**What you are asked to do:** Present each line of the entries below that holds the word "的数量关系是".

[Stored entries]
____
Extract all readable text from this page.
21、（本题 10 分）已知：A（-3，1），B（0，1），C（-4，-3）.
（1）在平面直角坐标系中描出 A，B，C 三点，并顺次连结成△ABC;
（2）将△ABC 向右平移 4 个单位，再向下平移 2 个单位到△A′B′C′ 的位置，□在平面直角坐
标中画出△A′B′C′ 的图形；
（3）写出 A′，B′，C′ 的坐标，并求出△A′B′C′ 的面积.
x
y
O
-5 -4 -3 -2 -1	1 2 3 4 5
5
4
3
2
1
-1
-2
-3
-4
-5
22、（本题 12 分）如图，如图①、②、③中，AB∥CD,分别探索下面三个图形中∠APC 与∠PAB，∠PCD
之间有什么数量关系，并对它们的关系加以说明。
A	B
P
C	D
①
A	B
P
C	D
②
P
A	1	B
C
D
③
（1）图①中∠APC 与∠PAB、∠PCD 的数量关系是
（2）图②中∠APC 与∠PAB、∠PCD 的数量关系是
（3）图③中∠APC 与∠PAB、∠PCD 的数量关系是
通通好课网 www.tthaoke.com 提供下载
____
**Worked solution:**
（1）图①中∠APC 与∠PAB、∠PCD 的数量关系是
（2）图②中∠APC 与∠PAB、∠PCD 的数量关系是
（3）图③中∠APC 与∠PAB、∠PCD 的数量关系是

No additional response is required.